-- START OF Provided information --

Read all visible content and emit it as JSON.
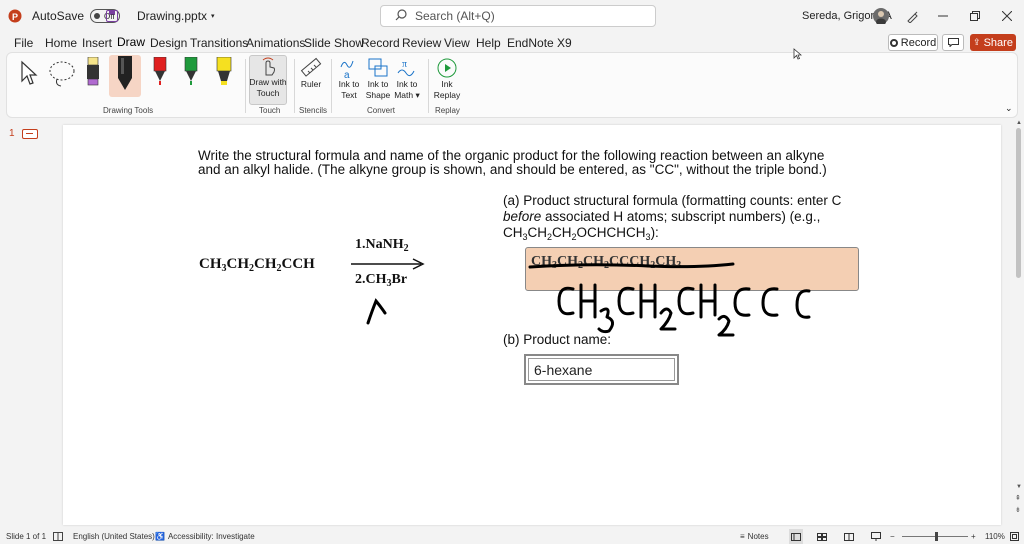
{
  "titlebar": {
    "autosave_label": "AutoSave",
    "autosave_state": "Off",
    "filename": "Drawing.pptx",
    "search_placeholder": "Search (Alt+Q)",
    "user_name": "Sereda, Grigoriy A"
  },
  "menu": {
    "tabs": [
      "File",
      "Home",
      "Insert",
      "Draw",
      "Design",
      "Transitions",
      "Animations",
      "Slide Show",
      "Record",
      "Review",
      "View",
      "Help",
      "EndNote X9"
    ],
    "active": "Draw",
    "record_label": "Record",
    "share_label": "Share"
  },
  "ribbon": {
    "groups": {
      "drawing_tools": "Drawing Tools",
      "touch": "Touch",
      "stencils": "Stencils",
      "convert": "Convert",
      "replay": "Replay"
    },
    "buttons": {
      "draw_with_touch": [
        "Draw with",
        "Touch"
      ],
      "ruler": "Ruler",
      "ink_to_text": [
        "Ink to",
        "Text"
      ],
      "ink_to_shape": [
        "Ink to",
        "Shape"
      ],
      "ink_to_math": [
        "Ink to",
        "Math"
      ],
      "ink_replay": [
        "Ink",
        "Replay"
      ]
    },
    "pen_colors": [
      "#222222",
      "#222222",
      "#e02020",
      "#1f9a3c",
      "#f5e020"
    ]
  },
  "slides_pane": {
    "slide_number": "1"
  },
  "slide": {
    "question_line1": "Write the structural formula and name of the organic product for the following reaction between an alkyne",
    "question_line2": "and an alkyl halide. (The alkyne group is shown, and should be entered, as \"CC\", without the triple bond.)",
    "reactant": "CH3CH2CH2CCH",
    "reagent1": "1.NaNH2",
    "reagent2": "2.CH3Br",
    "part_a_line1": "(a) Product structural formula (formatting counts: enter C",
    "part_a_line2_italic": "before",
    "part_a_line2_rest": " associated H atoms; subscript numbers) (e.g.,",
    "part_a_line3": "CH3CH2CH2OCHCHCH3):",
    "part_a_answer_struck": "CH3CH2CH2CCCH2CH3",
    "handwritten_answer": "CH3CH2CH2CC",
    "part_b_label": "(b) Product name:",
    "part_b_answer": "6-hexane"
  },
  "status": {
    "slide_info": "Slide 1 of 1",
    "language": "English (United States)",
    "accessibility": "Accessibility: Investigate",
    "notes": "Notes",
    "zoom": "110%"
  }
}
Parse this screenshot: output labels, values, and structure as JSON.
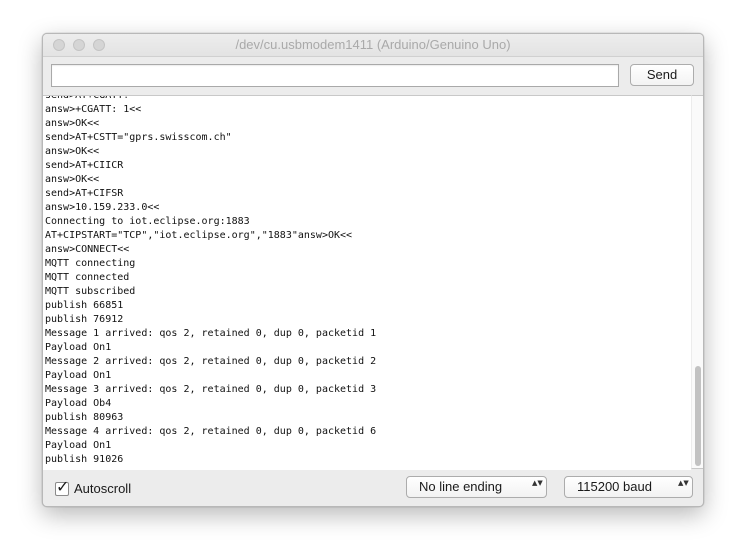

-- END OF Provided information --

▶ [Stated goal]: Reproduce each record above by retyping it exactly; omit all images.

▶ [Task answer]:
Read all visible content and emit it as JSON.
{
  "titlebar": {
    "autosave_label": "AutoSave",
    "autosave_state": "Off",
    "filename": "Drawing.pptx",
    "search_placeholder": "Search (Alt+Q)",
    "user_name": "Sereda, Grigoriy A"
  },
  "menu": {
    "tabs": [
      "File",
      "Home",
      "Insert",
      "Draw",
      "Design",
      "Transitions",
      "Animations",
      "Slide Show",
      "Record",
      "Review",
      "View",
      "Help",
      "EndNote X9"
    ],
    "active": "Draw",
    "record_label": "Record",
    "share_label": "Share"
  },
  "ribbon": {
    "groups": {
      "drawing_tools": "Drawing Tools",
      "touch": "Touch",
      "stencils": "Stencils",
      "convert": "Convert",
      "replay": "Replay"
    },
    "buttons": {
      "draw_with_touch": [
        "Draw with",
        "Touch"
      ],
      "ruler": "Ruler",
      "ink_to_text": [
        "Ink to",
        "Text"
      ],
      "ink_to_shape": [
        "Ink to",
        "Shape"
      ],
      "ink_to_math": [
        "Ink to",
        "Math"
      ],
      "ink_replay": [
        "Ink",
        "Replay"
      ]
    },
    "pen_colors": [
      "#222222",
      "#222222",
      "#e02020",
      "#1f9a3c",
      "#f5e020"
    ]
  },
  "slides_pane": {
    "slide_number": "1"
  },
  "slide": {
    "question_line1": "Write the structural formula and name of the organic product for the following reaction between an alkyne",
    "question_line2": "and an alkyl halide. (The alkyne group is shown, and should be entered, as \"CC\", without the triple bond.)",
    "reactant": "CH3CH2CH2CCH",
    "reagent1": "1.NaNH2",
    "reagent2": "2.CH3Br",
    "part_a_line1": "(a) Product structural formula (formatting counts: enter C",
    "part_a_line2_italic": "before",
    "part_a_line2_rest": " associated H atoms; subscript numbers) (e.g.,",
    "part_a_line3": "CH3CH2CH2OCHCHCH3):",
    "part_a_answer_struck": "CH3CH2CH2CCCH2CH3",
    "handwritten_answer": "CH3CH2CH2CC",
    "part_b_label": "(b) Product name:",
    "part_b_answer": "6-hexane"
  },
  "status": {
    "slide_info": "Slide 1 of 1",
    "language": "English (United States)",
    "accessibility": "Accessibility: Investigate",
    "notes": "Notes",
    "zoom": "110%"
  }
}
Parse this screenshot: output labels, values, and structure as JSON.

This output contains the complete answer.